INSTRUCTIONS TO FOLLOW: In your copy, leave out the pictures and repeat the entries below exactly.

Extracts from a graphics dataset:
--------------------------------

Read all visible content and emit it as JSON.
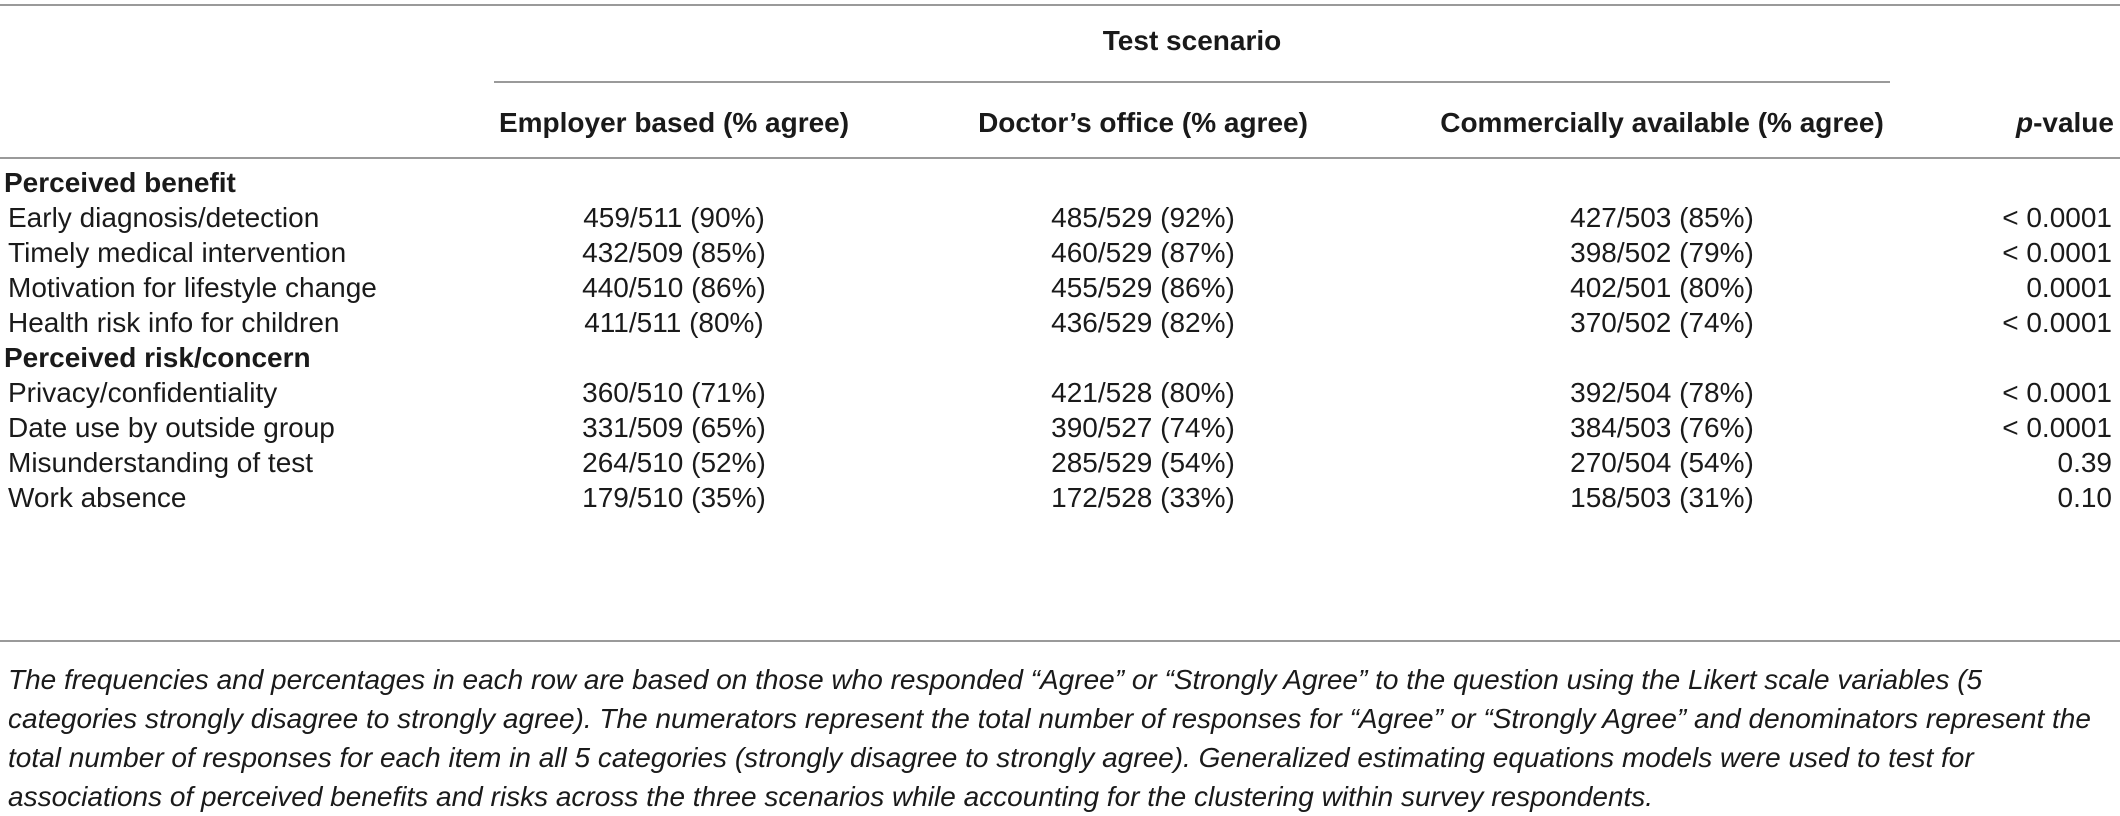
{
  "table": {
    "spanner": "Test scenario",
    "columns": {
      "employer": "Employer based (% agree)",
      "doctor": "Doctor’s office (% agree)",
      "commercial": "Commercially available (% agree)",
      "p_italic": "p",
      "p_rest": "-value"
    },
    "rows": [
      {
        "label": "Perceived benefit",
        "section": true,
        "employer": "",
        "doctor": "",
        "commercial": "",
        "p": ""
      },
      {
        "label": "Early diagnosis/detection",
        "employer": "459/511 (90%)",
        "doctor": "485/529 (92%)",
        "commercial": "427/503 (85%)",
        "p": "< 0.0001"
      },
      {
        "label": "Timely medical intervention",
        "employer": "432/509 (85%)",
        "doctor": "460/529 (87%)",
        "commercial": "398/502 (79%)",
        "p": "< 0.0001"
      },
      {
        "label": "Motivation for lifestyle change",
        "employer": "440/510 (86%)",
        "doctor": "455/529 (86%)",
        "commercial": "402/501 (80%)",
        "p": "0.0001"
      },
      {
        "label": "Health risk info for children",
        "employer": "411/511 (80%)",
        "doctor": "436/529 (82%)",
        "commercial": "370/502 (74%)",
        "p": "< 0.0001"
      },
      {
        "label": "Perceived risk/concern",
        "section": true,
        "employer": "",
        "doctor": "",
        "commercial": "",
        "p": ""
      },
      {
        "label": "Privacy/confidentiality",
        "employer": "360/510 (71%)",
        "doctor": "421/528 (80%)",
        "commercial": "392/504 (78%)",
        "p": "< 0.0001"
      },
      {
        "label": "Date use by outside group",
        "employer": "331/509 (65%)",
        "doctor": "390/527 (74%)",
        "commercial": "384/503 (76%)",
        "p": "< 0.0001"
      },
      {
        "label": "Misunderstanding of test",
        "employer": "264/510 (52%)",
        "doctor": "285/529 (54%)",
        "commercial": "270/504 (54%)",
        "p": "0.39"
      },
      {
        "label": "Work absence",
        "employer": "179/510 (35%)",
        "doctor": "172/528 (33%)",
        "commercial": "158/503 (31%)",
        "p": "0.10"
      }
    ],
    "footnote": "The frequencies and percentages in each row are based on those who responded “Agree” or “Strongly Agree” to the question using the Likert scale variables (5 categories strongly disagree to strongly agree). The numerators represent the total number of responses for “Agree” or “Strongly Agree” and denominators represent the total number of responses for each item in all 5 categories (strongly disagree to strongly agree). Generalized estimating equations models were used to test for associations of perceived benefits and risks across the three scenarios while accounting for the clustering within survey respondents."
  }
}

--------------------------------

RESULT FOR THIS TASK:
Read all visible content and emit it as JSON.
{
  "table": {
    "spanner": "Test scenario",
    "columns": {
      "employer": "Employer based (% agree)",
      "doctor": "Doctor’s office (% agree)",
      "commercial": "Commercially available (% agree)",
      "p_italic": "p",
      "p_rest": "-value"
    },
    "rows": [
      {
        "label": "Perceived benefit",
        "section": true,
        "employer": "",
        "doctor": "",
        "commercial": "",
        "p": ""
      },
      {
        "label": "Early diagnosis/detection",
        "employer": "459/511 (90%)",
        "doctor": "485/529 (92%)",
        "commercial": "427/503 (85%)",
        "p": "< 0.0001"
      },
      {
        "label": "Timely medical intervention",
        "employer": "432/509 (85%)",
        "doctor": "460/529 (87%)",
        "commercial": "398/502 (79%)",
        "p": "< 0.0001"
      },
      {
        "label": "Motivation for lifestyle change",
        "employer": "440/510 (86%)",
        "doctor": "455/529 (86%)",
        "commercial": "402/501 (80%)",
        "p": "0.0001"
      },
      {
        "label": "Health risk info for children",
        "employer": "411/511 (80%)",
        "doctor": "436/529 (82%)",
        "commercial": "370/502 (74%)",
        "p": "< 0.0001"
      },
      {
        "label": "Perceived risk/concern",
        "section": true,
        "employer": "",
        "doctor": "",
        "commercial": "",
        "p": ""
      },
      {
        "label": "Privacy/confidentiality",
        "employer": "360/510 (71%)",
        "doctor": "421/528 (80%)",
        "commercial": "392/504 (78%)",
        "p": "< 0.0001"
      },
      {
        "label": "Date use by outside group",
        "employer": "331/509 (65%)",
        "doctor": "390/527 (74%)",
        "commercial": "384/503 (76%)",
        "p": "< 0.0001"
      },
      {
        "label": "Misunderstanding of test",
        "employer": "264/510 (52%)",
        "doctor": "285/529 (54%)",
        "commercial": "270/504 (54%)",
        "p": "0.39"
      },
      {
        "label": "Work absence",
        "employer": "179/510 (35%)",
        "doctor": "172/528 (33%)",
        "commercial": "158/503 (31%)",
        "p": "0.10"
      }
    ],
    "footnote": "The frequencies and percentages in each row are based on those who responded “Agree” or “Strongly Agree” to the question using the Likert scale variables (5 categories strongly disagree to strongly agree). The numerators represent the total number of responses for “Agree” or “Strongly Agree” and denominators represent the total number of responses for each item in all 5 categories (strongly disagree to strongly agree). Generalized estimating equations models were used to test for associations of perceived benefits and risks across the three scenarios while accounting for the clustering within survey respondents."
  }
}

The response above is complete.